----- DATASET EXCERPTS -----
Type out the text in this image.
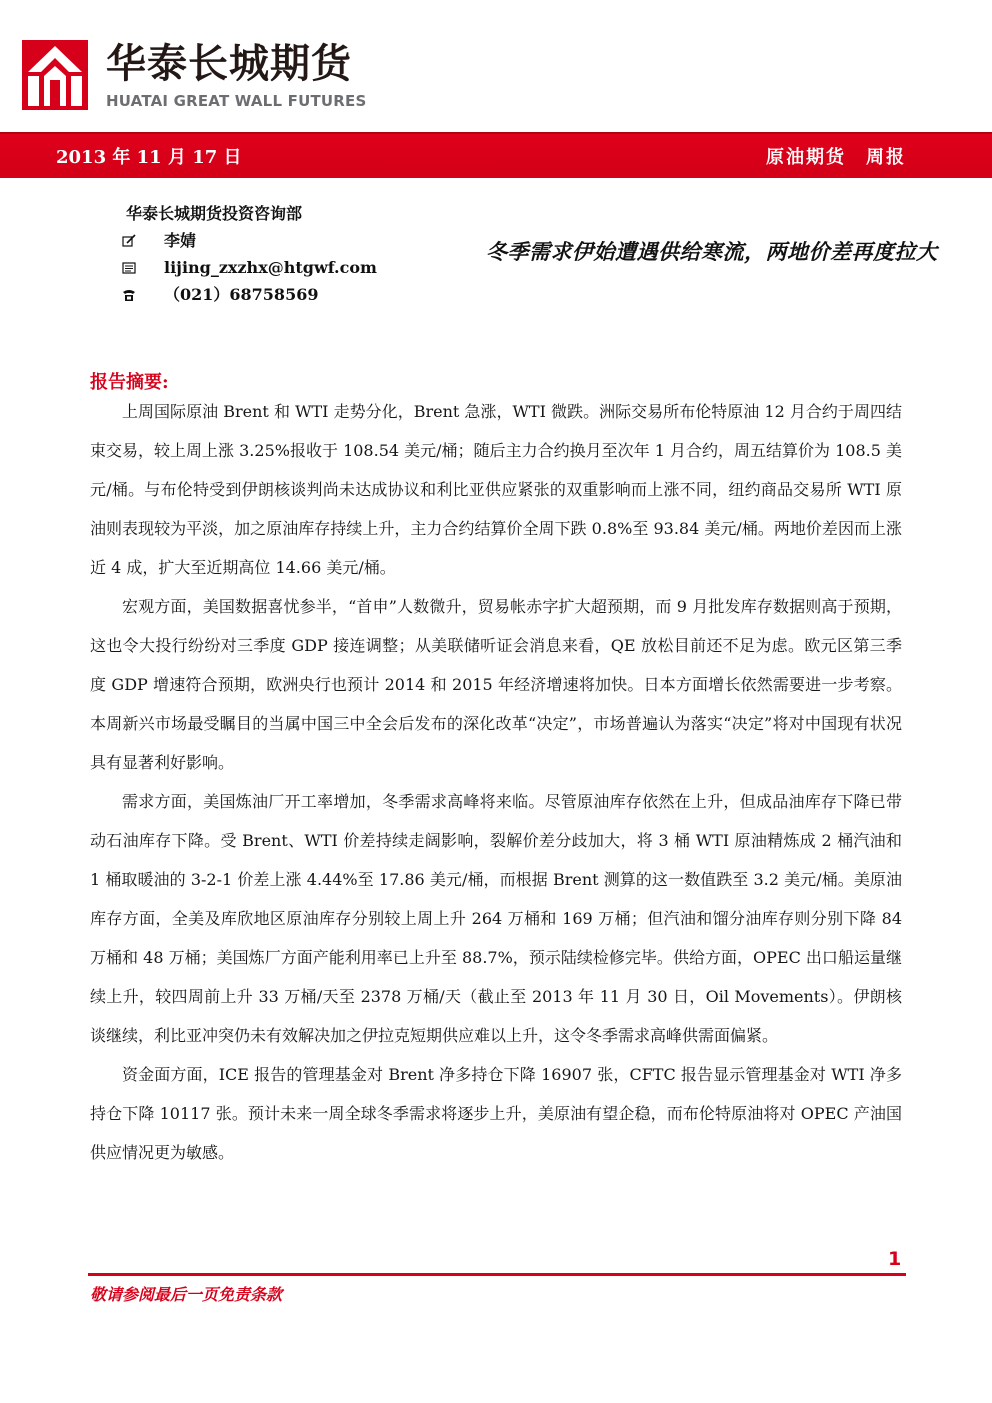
华泰长城期货
HUATAI GREAT WALL FUTURES
2013 年 11 月 17 日	原油期货　周报
华泰长城期货投资咨询部
李婧
lijing_zxzhx@htgwf.com
（021）68758569
冬季需求伊始遭遇供给寒流，两地价差再度拉大
报告摘要:

上周国际原油 Brent 和 WTI 走势分化，Brent 急涨，WTI 微跌。洲际交易所布伦特原油 12 月合约于周四结束交易，较上周上涨 3.25%报收于 108.54 美元/桶；随后主力合约换月至次年 1 月合约，周五结算价为 108.5 美元/桶。与布伦特受到伊朗核谈判尚未达成协议和利比亚供应紧张的双重影响而上涨不同，纽约商品交易所 WTI 原油则表现较为平淡，加之原油库存持续上升，主力合约结算价全周下跌 0.8%至 93.84 美元/桶。两地价差因而上涨近 4 成，扩大至近期高位 14.66 美元/桶。

宏观方面，美国数据喜忧参半，“首申”人数微升，贸易帐赤字扩大超预期，而 9 月批发库存数据则高于预期，这也令大投行纷纷对三季度 GDP 接连调整；从美联储听证会消息来看，QE 放松目前还不足为虑。欧元区第三季度 GDP 增速符合预期，欧洲央行也预计 2014 和 2015 年经济增速将加快。日本方面增长依然需要进一步考察。本周新兴市场最受瞩目的当属中国三中全会后发布的深化改革“决定”，市场普遍认为落实“决定”将对中国现有状况具有显著利好影响。

需求方面，美国炼油厂开工率增加，冬季需求高峰将来临。尽管原油库存依然在上升，但成品油库存下降已带动石油库存下降。受 Brent、WTI 价差持续走阔影响，裂解价差分歧加大，将 3 桶 WTI 原油精炼成 2 桶汽油和 1 桶取暖油的 3-2-1 价差上涨 4.44%至 17.86 美元/桶，而根据 Brent 测算的这一数值跌至 3.2 美元/桶。美原油库存方面，全美及库欣地区原油库存分别较上周上升 264 万桶和 169 万桶；但汽油和馏分油库存则分别下降 84 万桶和 48 万桶；美国炼厂方面产能利用率已上升至 88.7%，预示陆续检修完毕。供给方面，OPEC 出口船运量继续上升，较四周前上升 33 万桶/天至 2378 万桶/天（截止至 2013 年 11 月 30 日，Oil Movements）。伊朗核谈继续，利比亚冲突仍未有效解决加之伊拉克短期供应难以上升，这令冬季需求高峰供需面偏紧。

资金面方面，ICE 报告的管理基金对 Brent 净多持仓下降 16907 张，CFTC 报告显示管理基金对 WTI 净多持仓下降 10117 张。预计未来一周全球冬季需求将逐步上升，美原油有望企稳，而布伦特原油将对 OPEC 产油国供应情况更为敏感。

1
敬请参阅最后一页免责条款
-----
Go through the records line by line and count those containing the string "OPEC". Give only the total.

2